WHAT IS NEEDED ->
Each entry below must be repeated exactly, with pictures left out.

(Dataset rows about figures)
- - - - - - -
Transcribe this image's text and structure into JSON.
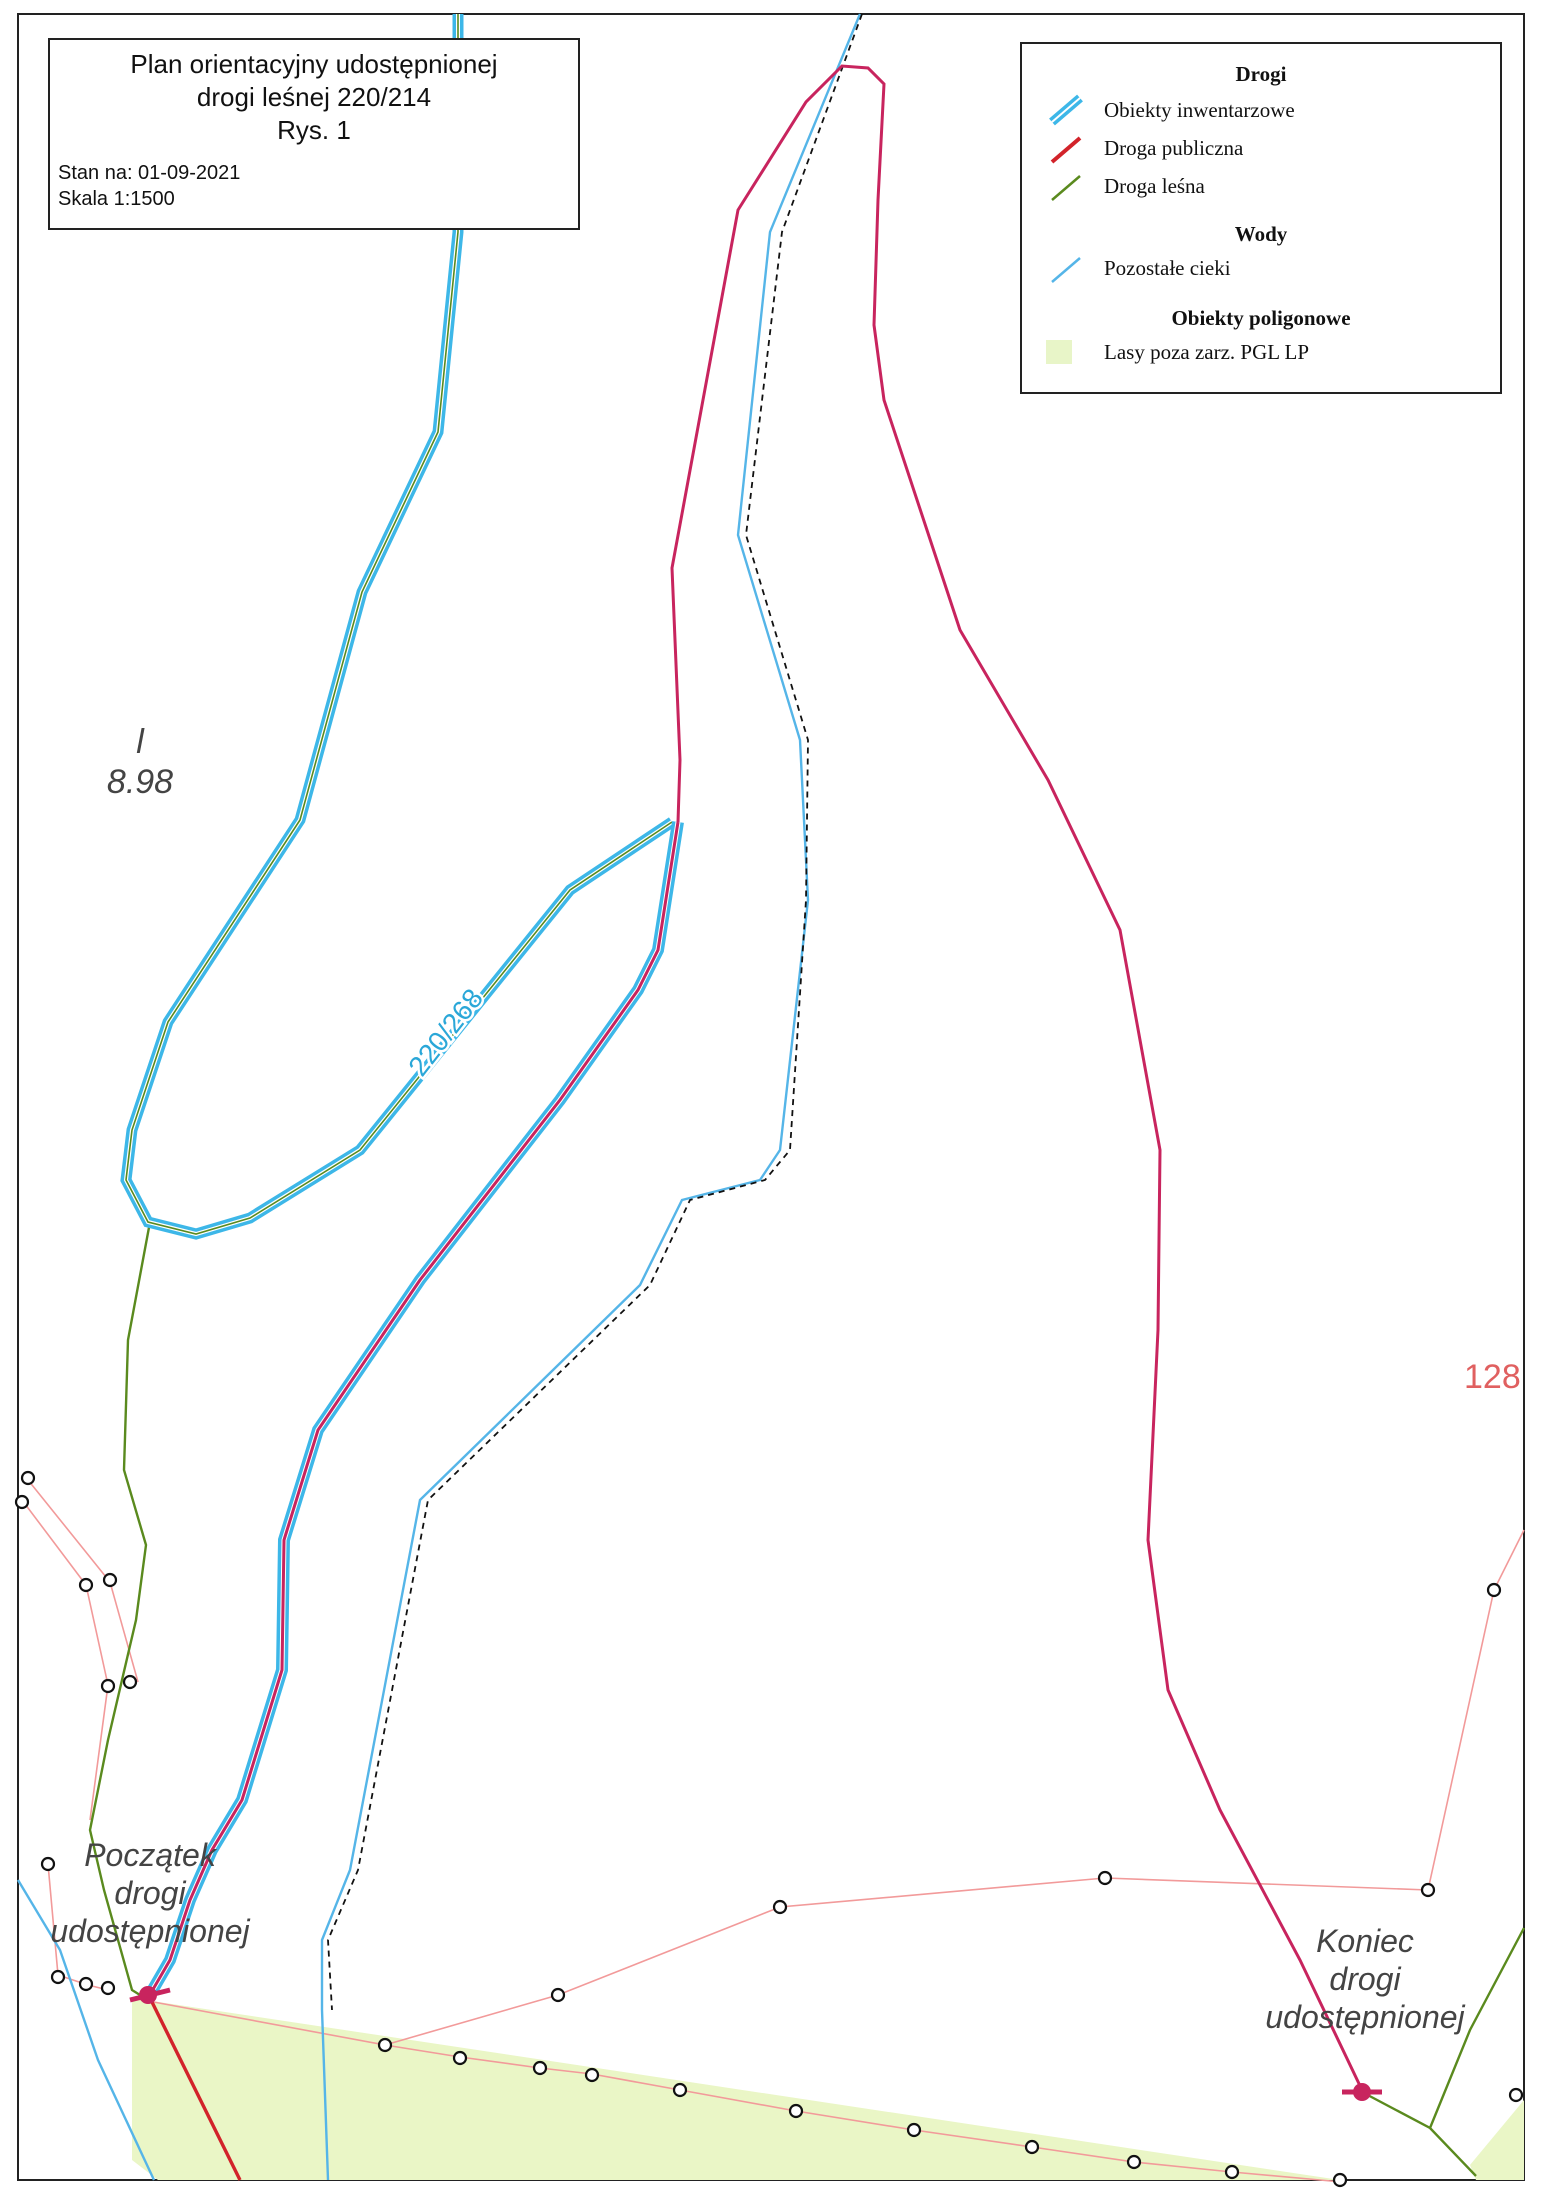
{
  "title": {
    "line1": "Plan orientacyjny udostępnionej",
    "line2": "drogi leśnej 220/214",
    "line3": "Rys. 1",
    "status": "Stan na: 01-09-2021",
    "scale": "Skala 1:1500"
  },
  "legend": {
    "section_roads": "Drogi",
    "roads": [
      {
        "label": "Obiekty inwentarzowe",
        "icon": "inventory-object-line-icon",
        "color": "#3db7e8"
      },
      {
        "label": "Droga publiczna",
        "icon": "public-road-line-icon",
        "color": "#d2232a"
      },
      {
        "label": "Droga leśna",
        "icon": "forest-road-line-icon",
        "color": "#5a8a1e"
      }
    ],
    "section_waters": "Wody",
    "waters": [
      {
        "label": "Pozostałe cieki",
        "icon": "stream-line-icon",
        "color": "#55b5e8"
      }
    ],
    "section_polygons": "Obiekty poligonowe",
    "polygons": [
      {
        "label": "Lasy poza zarz. PGL LP",
        "icon": "forest-area-swatch-icon",
        "color": "#e8f5c8"
      }
    ]
  },
  "labels": {
    "area_code_top": "l",
    "area_code_value": "8.98",
    "road_number": "220/268",
    "parcel_number": "128",
    "start_line1": "Początek",
    "start_line2": "drogi",
    "start_line3": "udostępnionej",
    "end_line1": "Koniec",
    "end_line2": "drogi",
    "end_line3": "udostępnionej"
  },
  "colors": {
    "public_road": "#c8245e",
    "inventory_road": "#3db7e8",
    "forest_road": "#5a8a1e",
    "stream": "#55b5e8",
    "parcel_boundary": "#f08b8b",
    "forest_fill": "#eaf6c6",
    "frame": "#222222"
  }
}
- - - - - - -
RESULT ->
Transcribe this image's text and structure into JSON.
{
  "title": {
    "line1": "Plan orientacyjny udostępnionej",
    "line2": "drogi leśnej 220/214",
    "line3": "Rys. 1",
    "status": "Stan na: 01-09-2021",
    "scale": "Skala 1:1500"
  },
  "legend": {
    "section_roads": "Drogi",
    "roads": [
      {
        "label": "Obiekty inwentarzowe",
        "icon": "inventory-object-line-icon",
        "color": "#3db7e8"
      },
      {
        "label": "Droga publiczna",
        "icon": "public-road-line-icon",
        "color": "#d2232a"
      },
      {
        "label": "Droga leśna",
        "icon": "forest-road-line-icon",
        "color": "#5a8a1e"
      }
    ],
    "section_waters": "Wody",
    "waters": [
      {
        "label": "Pozostałe cieki",
        "icon": "stream-line-icon",
        "color": "#55b5e8"
      }
    ],
    "section_polygons": "Obiekty poligonowe",
    "polygons": [
      {
        "label": "Lasy poza zarz. PGL LP",
        "icon": "forest-area-swatch-icon",
        "color": "#e8f5c8"
      }
    ]
  },
  "labels": {
    "area_code_top": "l",
    "area_code_value": "8.98",
    "road_number": "220/268",
    "parcel_number": "128",
    "start_line1": "Początek",
    "start_line2": "drogi",
    "start_line3": "udostępnionej",
    "end_line1": "Koniec",
    "end_line2": "drogi",
    "end_line3": "udostępnionej"
  },
  "colors": {
    "public_road": "#c8245e",
    "inventory_road": "#3db7e8",
    "forest_road": "#5a8a1e",
    "stream": "#55b5e8",
    "parcel_boundary": "#f08b8b",
    "forest_fill": "#eaf6c6",
    "frame": "#222222"
  }
}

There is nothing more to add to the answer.